▶ _STATED TASK_: Copy nothing before the line that contains "Type out the text in this image."; from there, transcribe each line exactly through the end of the material, omitting pictures.

▶ _RECORDS FOR THIS EXERCISE_:
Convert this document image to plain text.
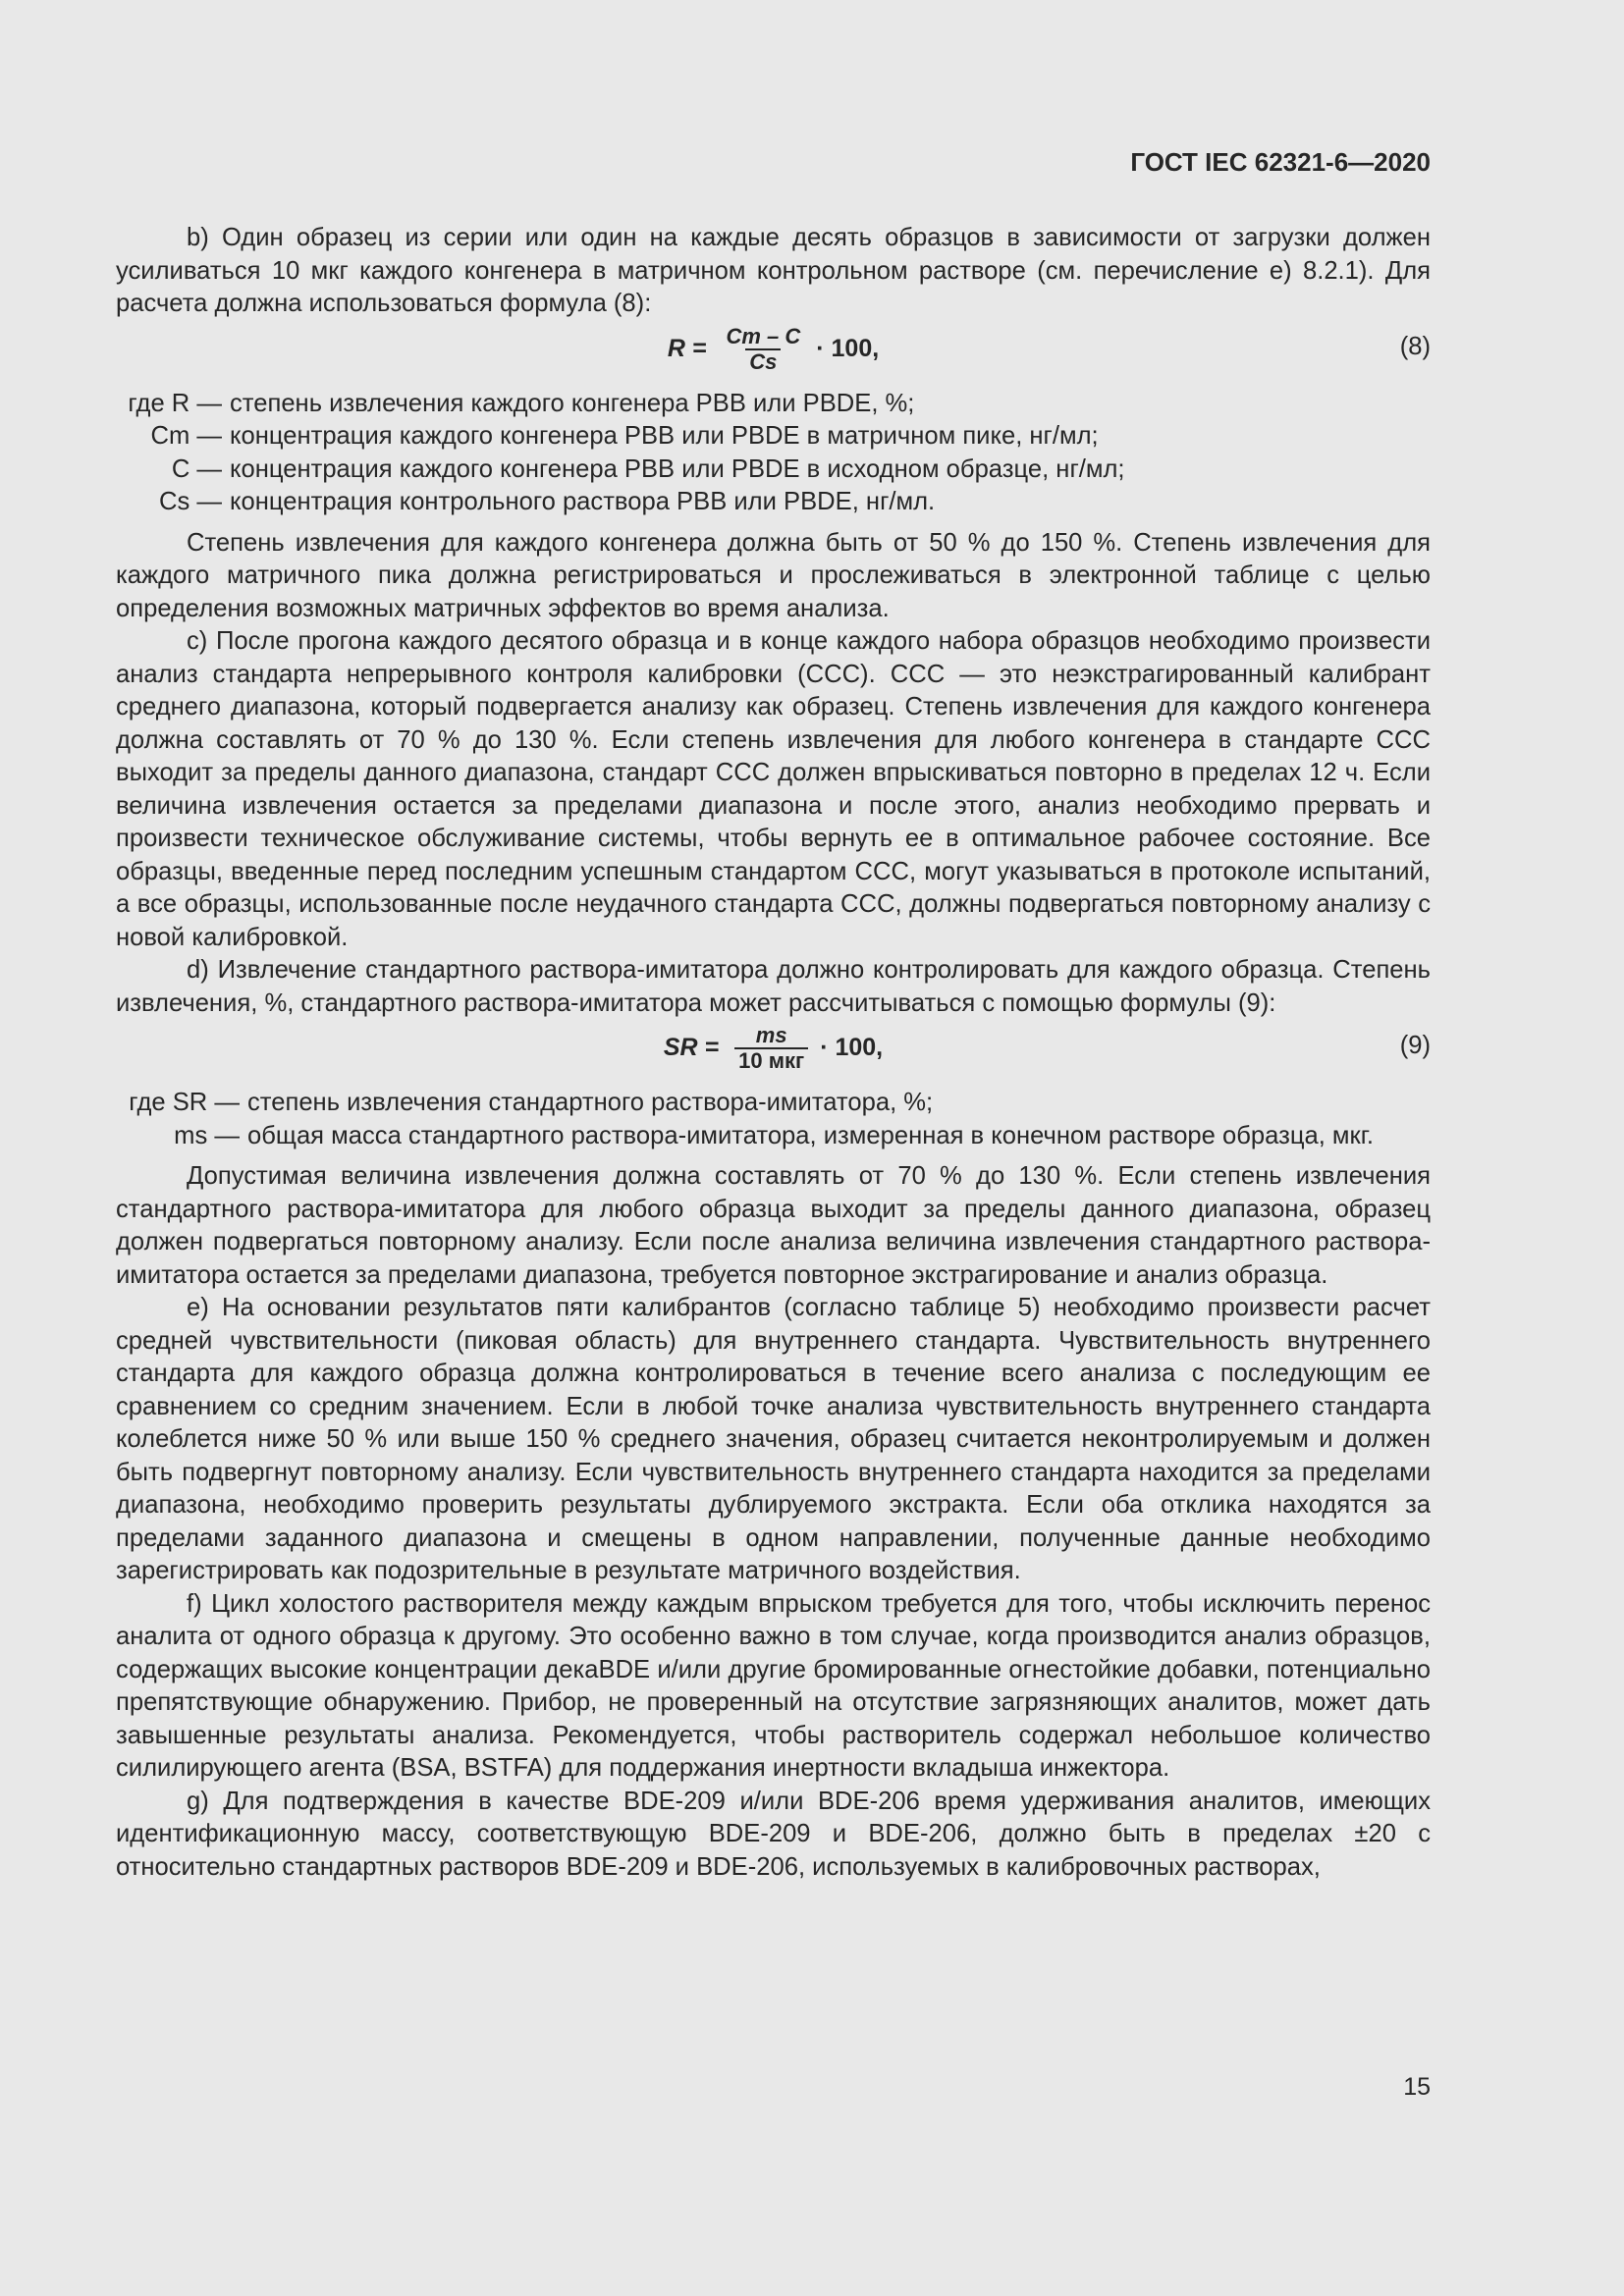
ГОСТ IEC 62321-6—2020

b) Один образец из серии или один на каждые десять образцов в зависимости от загрузки должен усиливаться 10 мкг каждого конгенера в матричном контрольном растворе (см. перечисление е) 8.2.1). Для расчета должна использоваться формула (8):

$R = \frac{Cm - C}{Cs} \cdot 100$,	(8)
где R — степень извлечения каждого конгенера PBB или PBDE, %;
Cm — концентрация каждого конгенера PBB или PBDE в матричном пике, нг/мл;
C — концентрация каждого конгенера PBB или PBDE в исходном образце, нг/мл;
Cs — концентрация контрольного раствора PBB или PBDE, нг/мл.

Степень извлечения для каждого конгенера должна быть от 50 % до 150 %. Степень извлечения для каждого матричного пика должна регистрироваться и прослеживаться в электронной таблице с целью определения возможных матричных эффектов во время анализа.

c) После прогона каждого десятого образца и в конце каждого набора образцов необходимо произвести анализ стандарта непрерывного контроля калибровки (ССС). ССС — это неэкстрагированный калибрант среднего диапазона, который подвергается анализу как образец. Степень извлечения для каждого конгенера должна составлять от 70 % до 130 %. Если степень извлечения для любого конгенера в стандарте ССС выходит за пределы данного диапазона, стандарт ССС должен впрыскиваться повторно в пределах 12 ч. Если величина извлечения остается за пределами диапазона и после этого, анализ необходимо прервать и произвести техническое обслуживание системы, чтобы вернуть ее в оптимальное рабочее состояние. Все образцы, введенные перед последним успешным стандартом ССС, могут указываться в протоколе испытаний, а все образцы, использованные после неудачного стандарта ССС, должны подвергаться повторному анализу с новой калибровкой.

d) Извлечение стандартного раствора-имитатора должно контролировать для каждого образца. Степень извлечения, %, стандартного раствора-имитатора может рассчитываться с помощью формулы (9):

SR = $\frac{ms}{\text{10 мкг}} \cdot 100$,	(9)
где SR — степень извлечения стандартного раствора-имитатора, %;
ms — общая масса стандартного раствора-имитатора, измеренная в конечном растворе образца, мкг.

Допустимая величина извлечения должна составлять от 70 % до 130 %. Если степень извлечения стандартного раствора-имитатора для любого образца выходит за пределы данного диапазона, образец должен подвергаться повторному анализу. Если после анализа величина извлечения стандартного раствора-имитатора остается за пределами диапазона, требуется повторное экстрагирование и анализ образца.

e) На основании результатов пяти калибрантов (согласно таблице 5) необходимо произвести расчет средней чувствительности (пиковая область) для внутреннего стандарта. Чувствительность внутреннего стандарта для каждого образца должна контролироваться в течение всего анализа с последующим ее сравнением со средним значением. Если в любой точке анализа чувствительность внутреннего стандарта колеблется ниже 50 % или выше 150 % среднего значения, образец считается неконтролируемым и должен быть подвергнут повторному анализу. Если чувствительность внутреннего стандарта находится за пределами диапазона, необходимо проверить результаты дублируемого экстракта. Если оба отклика находятся за пределами заданного диапазона и смещены в одном направлении, полученные данные необходимо зарегистрировать как подозрительные в результате матричного воздействия.

f) Цикл холостого растворителя между каждым впрыском требуется для того, чтобы исключить перенос аналита от одного образца к другому. Это особенно важно в том случае, когда производится анализ образцов, содержащих высокие концентрации декаBDE и/или другие бромированные огнестойкие добавки, потенциально препятствующие обнаружению. Прибор, не проверенный на отсутствие загрязняющих аналитов, может дать завышенные результаты анализа. Рекомендуется, чтобы растворитель содержал небольшое количество силилирующего агента (BSA, BSTFA) для поддержания инертности вкладыша инжектора.

g) Для подтверждения в качестве BDE-209 и/или BDE-206 время удерживания аналитов, имеющих идентификационную массу, соответствующую BDE-209 и BDE-206, должно быть в пределах ±20 с относительно стандартных растворов BDE-209 и BDE-206, используемых в калибровочных растворах,

15
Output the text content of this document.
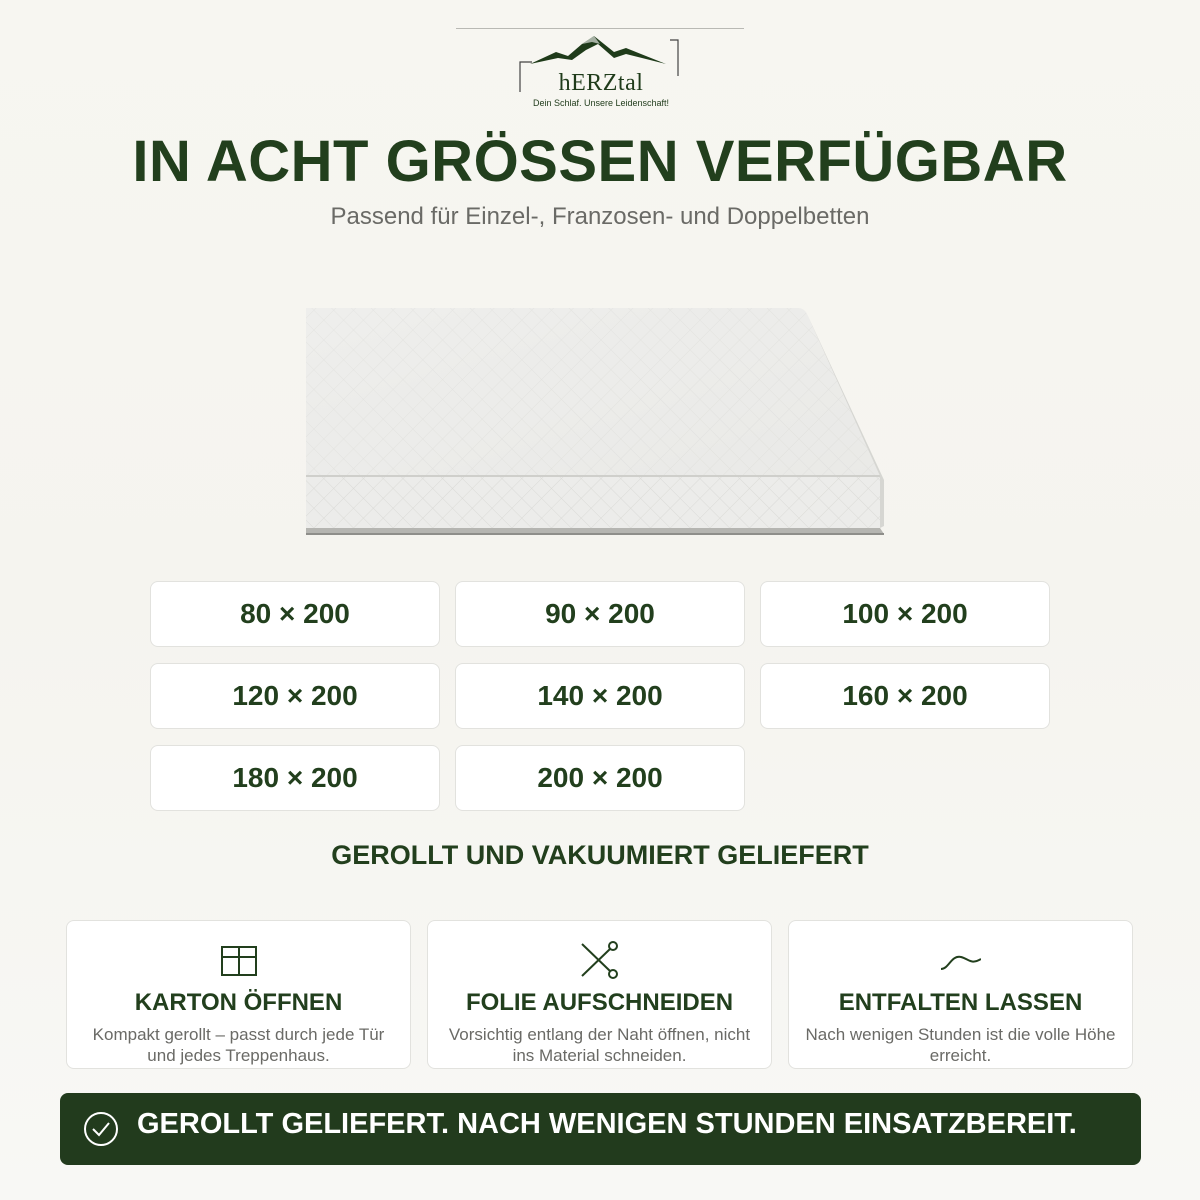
hERZtal
Dein Schlaf. Unsere Leidenschaft!
IN ACHT GRÖSSEN VERFÜGBAR
Passend für Einzel-, Franzosen- und Doppelbetten
80 × 200	90 × 200	100 × 200
120 × 200	140 × 200	160 × 200
180 × 200	200 × 200
GEROLLT UND VAKUUMIERT GELIEFERT
KARTON ÖFFNEN
Kompakt gerollt – passt durch jede Tür und jedes Treppenhaus.
FOLIE AUFSCHNEIDEN
Vorsichtig entlang der Naht öffnen, nicht ins Material schneiden.
ENTFALTEN LASSEN
Nach wenigen Stunden ist die volle Höhe erreicht.
GEROLLT GELIEFERT. NACH WENIGEN STUNDEN EINSATZBEREIT.
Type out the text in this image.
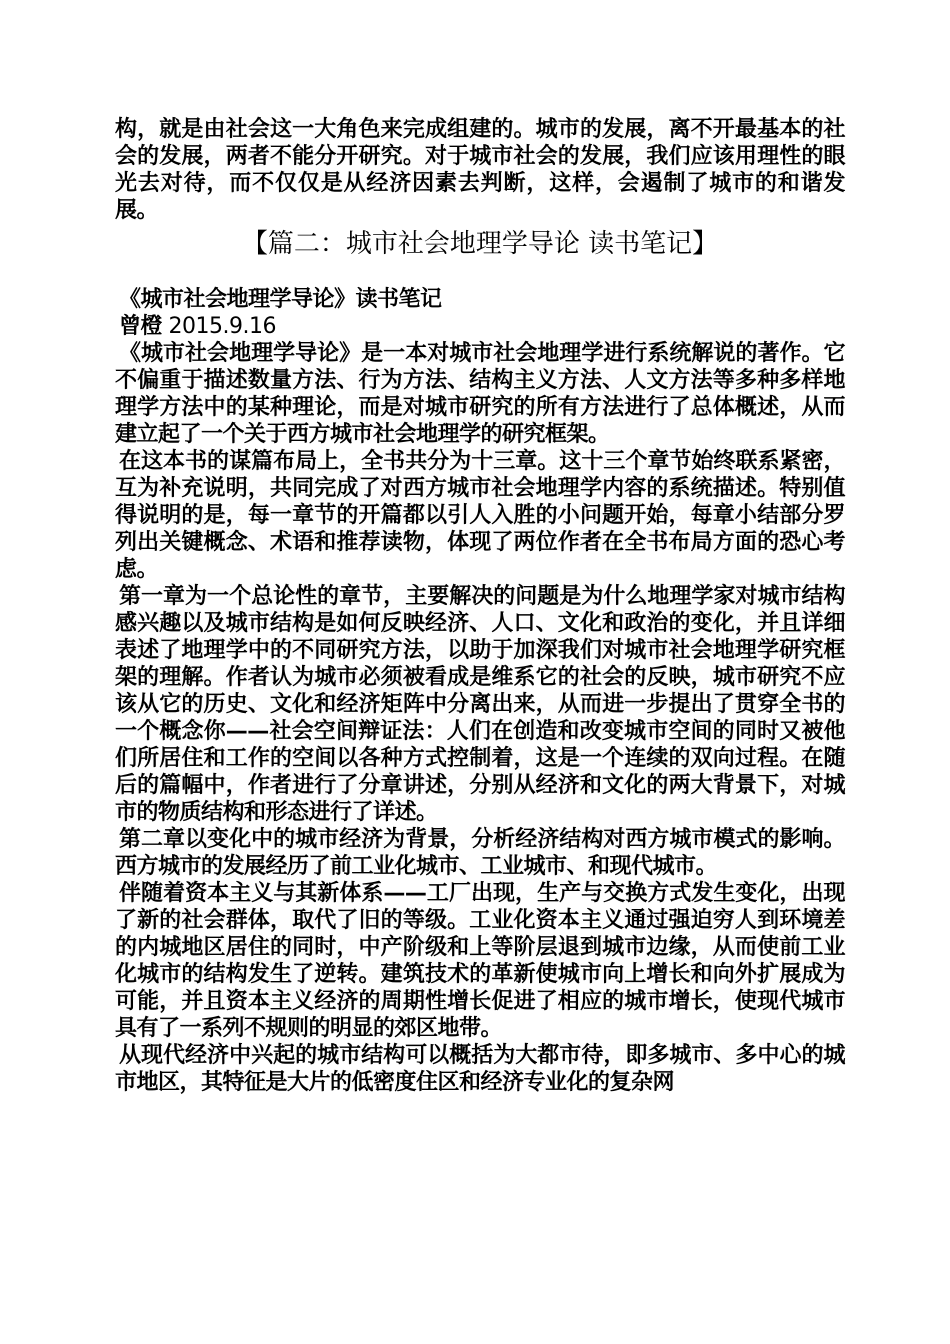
构，就是由社会这一大角色来完成组建的。城市的发展，离不开最基本的社会的发展，两者不能分开研究。对于城市社会的发展，我们应该用理性的眼光去对待，而不仅仅是从经济因素去判断，这样，会遏制了城市的和谐发展。

【篇二：城市社会地理学导论 读书笔记】

《城市社会地理学导论》读书笔记

曾橙 2015.9.16

《城市社会地理学导论》是一本对城市社会地理学进行系统解说的著作。它不偏重于描述数量方法、行为方法、结构主义方法、人文方法等多种多样地理学方法中的某种理论，而是对城市研究的所有方法进行了总体概述，从而建立起了一个关于西方城市社会地理学的研究框架。

在这本书的谋篇布局上，全书共分为十三章。这十三个章节始终联系紧密，互为补充说明，共同完成了对西方城市社会地理学内容的系统描述。特别值得说明的是，每一章节的开篇都以引人入胜的小问题开始，每章小结部分罗列出关键概念、术语和推荐读物，体现了两位作者在全书布局方面的恐心考虑。

第一章为一个总论性的章节，主要解决的问题是为什么地理学家对城市结构感兴趣以及城市结构是如何反映经济、人口、文化和政治的变化，并且详细表述了地理学中的不同研究方法，以助于加深我们对城市社会地理学研究框架的理解。作者认为城市必须被看成是维系它的社会的反映，城市研究不应该从它的历史、文化和经济矩阵中分离出来，从而进一步提出了贯穿全书的一个概念你——社会空间辩证法：人们在创造和改变城市空间的同时又被他们所居住和工作的空间以各种方式控制着，这是一个连续的双向过程。在随后的篇幅中，作者进行了分章讲述，分别从经济和文化的两大背景下，对城市的物质结构和形态进行了详述。

第二章以变化中的城市经济为背景，分析经济结构对西方城市模式的影响。西方城市的发展经历了前工业化城市、工业城市、和现代城市。

伴随着资本主义与其新体系——工厂出现，生产与交换方式发生变化，出现了新的社会群体，取代了旧的等级。工业化资本主义通过强迫穷人到环境差的内城地区居住的同时，中产阶级和上等阶层退到城市边缘，从而使前工业化城市的结构发生了逆转。建筑技术的革新使城市向上增长和向外扩展成为可能，并且资本主义经济的周期性增长促进了相应的城市增长，使现代城市具有了一系列不规则的明显的郊区地带。

从现代经济中兴起的城市结构可以概括为大都市待，即多城市、多中心的城市地区，其特征是大片的低密度住区和经济专业化的复杂网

▶ _RESULT OF THIS TASK_:
Type out the text in this image.
构，就是由社会这一大角色来完成组建的。城市的发展，离不开最基本的社会的发展，两者不能分开研究。对于城市社会的发展，我们应该用理性的眼光去对待，而不仅仅是从经济因素去判断，这样，会遏制了城市的和谐发展。

【篇二：城市社会地理学导论 读书笔记】

《城市社会地理学导论》读书笔记

曾橙 2015.9.16

《城市社会地理学导论》是一本对城市社会地理学进行系统解说的著作。它不偏重于描述数量方法、行为方法、结构主义方法、人文方法等多种多样地理学方法中的某种理论，而是对城市研究的所有方法进行了总体概述，从而建立起了一个关于西方城市社会地理学的研究框架。

在这本书的谋篇布局上，全书共分为十三章。这十三个章节始终联系紧密，互为补充说明，共同完成了对西方城市社会地理学内容的系统描述。特别值得说明的是，每一章节的开篇都以引人入胜的小问题开始，每章小结部分罗列出关键概念、术语和推荐读物，体现了两位作者在全书布局方面的恐心考虑。

第一章为一个总论性的章节，主要解决的问题是为什么地理学家对城市结构感兴趣以及城市结构是如何反映经济、人口、文化和政治的变化，并且详细表述了地理学中的不同研究方法，以助于加深我们对城市社会地理学研究框架的理解。作者认为城市必须被看成是维系它的社会的反映，城市研究不应该从它的历史、文化和经济矩阵中分离出来，从而进一步提出了贯穿全书的一个概念你——社会空间辩证法：人们在创造和改变城市空间的同时又被他们所居住和工作的空间以各种方式控制着，这是一个连续的双向过程。在随后的篇幅中，作者进行了分章讲述，分别从经济和文化的两大背景下，对城市的物质结构和形态进行了详述。

第二章以变化中的城市经济为背景，分析经济结构对西方城市模式的影响。西方城市的发展经历了前工业化城市、工业城市、和现代城市。

伴随着资本主义与其新体系——工厂出现，生产与交换方式发生变化，出现了新的社会群体，取代了旧的等级。工业化资本主义通过强迫穷人到环境差的内城地区居住的同时，中产阶级和上等阶层退到城市边缘，从而使前工业化城市的结构发生了逆转。建筑技术的革新使城市向上增长和向外扩展成为可能，并且资本主义经济的周期性增长促进了相应的城市增长，使现代城市具有了一系列不规则的明显的郊区地带。

从现代经济中兴起的城市结构可以概括为大都市待，即多城市、多中心的城市地区，其特征是大片的低密度住区和经济专业化的复杂网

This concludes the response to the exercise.